━━ Records to use

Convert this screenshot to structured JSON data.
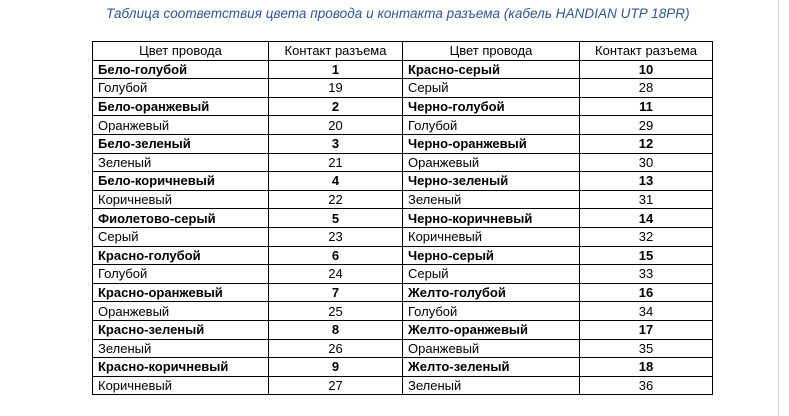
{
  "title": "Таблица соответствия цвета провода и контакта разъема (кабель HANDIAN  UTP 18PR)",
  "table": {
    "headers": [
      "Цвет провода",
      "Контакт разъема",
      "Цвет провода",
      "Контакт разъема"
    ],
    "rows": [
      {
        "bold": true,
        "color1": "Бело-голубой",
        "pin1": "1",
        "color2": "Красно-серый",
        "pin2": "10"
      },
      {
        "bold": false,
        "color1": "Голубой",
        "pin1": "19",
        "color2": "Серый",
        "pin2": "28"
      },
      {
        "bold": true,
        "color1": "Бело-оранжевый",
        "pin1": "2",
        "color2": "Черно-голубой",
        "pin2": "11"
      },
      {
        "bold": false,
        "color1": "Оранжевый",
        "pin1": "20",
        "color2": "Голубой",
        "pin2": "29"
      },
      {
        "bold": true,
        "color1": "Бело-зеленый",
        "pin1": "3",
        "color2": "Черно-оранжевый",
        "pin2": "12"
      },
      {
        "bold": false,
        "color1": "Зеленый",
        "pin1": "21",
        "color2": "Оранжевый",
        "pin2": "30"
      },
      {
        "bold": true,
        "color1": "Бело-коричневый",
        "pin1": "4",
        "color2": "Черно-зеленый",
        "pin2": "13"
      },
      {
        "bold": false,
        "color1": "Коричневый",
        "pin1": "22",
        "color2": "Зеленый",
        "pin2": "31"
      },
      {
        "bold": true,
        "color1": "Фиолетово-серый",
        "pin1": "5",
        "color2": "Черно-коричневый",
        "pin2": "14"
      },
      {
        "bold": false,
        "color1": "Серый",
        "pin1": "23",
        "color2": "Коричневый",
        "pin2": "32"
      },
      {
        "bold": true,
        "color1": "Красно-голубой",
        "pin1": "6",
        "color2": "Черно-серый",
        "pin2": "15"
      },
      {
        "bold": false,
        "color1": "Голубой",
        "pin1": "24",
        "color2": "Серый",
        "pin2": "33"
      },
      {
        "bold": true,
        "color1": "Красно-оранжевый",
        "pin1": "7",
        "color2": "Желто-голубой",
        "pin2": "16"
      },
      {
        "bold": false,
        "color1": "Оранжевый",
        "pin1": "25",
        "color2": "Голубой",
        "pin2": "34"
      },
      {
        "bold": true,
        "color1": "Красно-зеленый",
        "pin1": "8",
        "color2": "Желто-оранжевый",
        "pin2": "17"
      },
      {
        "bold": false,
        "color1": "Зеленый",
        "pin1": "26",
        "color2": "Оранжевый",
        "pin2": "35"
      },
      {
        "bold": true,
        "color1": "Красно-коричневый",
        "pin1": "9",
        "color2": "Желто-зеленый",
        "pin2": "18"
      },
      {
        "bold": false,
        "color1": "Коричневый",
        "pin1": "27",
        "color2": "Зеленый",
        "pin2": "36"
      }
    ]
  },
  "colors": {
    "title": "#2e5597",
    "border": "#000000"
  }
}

━━━━

Reproduce the data verbatim. Do not carry any picture into the copy.

Correct output.
Convert this screenshot to structured JSON data.
{
  "title": "Таблица соответствия цвета провода и контакта разъема (кабель HANDIAN  UTP 18PR)",
  "table": {
    "headers": [
      "Цвет провода",
      "Контакт разъема",
      "Цвет провода",
      "Контакт разъема"
    ],
    "rows": [
      {
        "bold": true,
        "color1": "Бело-голубой",
        "pin1": "1",
        "color2": "Красно-серый",
        "pin2": "10"
      },
      {
        "bold": false,
        "color1": "Голубой",
        "pin1": "19",
        "color2": "Серый",
        "pin2": "28"
      },
      {
        "bold": true,
        "color1": "Бело-оранжевый",
        "pin1": "2",
        "color2": "Черно-голубой",
        "pin2": "11"
      },
      {
        "bold": false,
        "color1": "Оранжевый",
        "pin1": "20",
        "color2": "Голубой",
        "pin2": "29"
      },
      {
        "bold": true,
        "color1": "Бело-зеленый",
        "pin1": "3",
        "color2": "Черно-оранжевый",
        "pin2": "12"
      },
      {
        "bold": false,
        "color1": "Зеленый",
        "pin1": "21",
        "color2": "Оранжевый",
        "pin2": "30"
      },
      {
        "bold": true,
        "color1": "Бело-коричневый",
        "pin1": "4",
        "color2": "Черно-зеленый",
        "pin2": "13"
      },
      {
        "bold": false,
        "color1": "Коричневый",
        "pin1": "22",
        "color2": "Зеленый",
        "pin2": "31"
      },
      {
        "bold": true,
        "color1": "Фиолетово-серый",
        "pin1": "5",
        "color2": "Черно-коричневый",
        "pin2": "14"
      },
      {
        "bold": false,
        "color1": "Серый",
        "pin1": "23",
        "color2": "Коричневый",
        "pin2": "32"
      },
      {
        "bold": true,
        "color1": "Красно-голубой",
        "pin1": "6",
        "color2": "Черно-серый",
        "pin2": "15"
      },
      {
        "bold": false,
        "color1": "Голубой",
        "pin1": "24",
        "color2": "Серый",
        "pin2": "33"
      },
      {
        "bold": true,
        "color1": "Красно-оранжевый",
        "pin1": "7",
        "color2": "Желто-голубой",
        "pin2": "16"
      },
      {
        "bold": false,
        "color1": "Оранжевый",
        "pin1": "25",
        "color2": "Голубой",
        "pin2": "34"
      },
      {
        "bold": true,
        "color1": "Красно-зеленый",
        "pin1": "8",
        "color2": "Желто-оранжевый",
        "pin2": "17"
      },
      {
        "bold": false,
        "color1": "Зеленый",
        "pin1": "26",
        "color2": "Оранжевый",
        "pin2": "35"
      },
      {
        "bold": true,
        "color1": "Красно-коричневый",
        "pin1": "9",
        "color2": "Желто-зеленый",
        "pin2": "18"
      },
      {
        "bold": false,
        "color1": "Коричневый",
        "pin1": "27",
        "color2": "Зеленый",
        "pin2": "36"
      }
    ]
  },
  "colors": {
    "title": "#2e5597",
    "border": "#000000"
  }
}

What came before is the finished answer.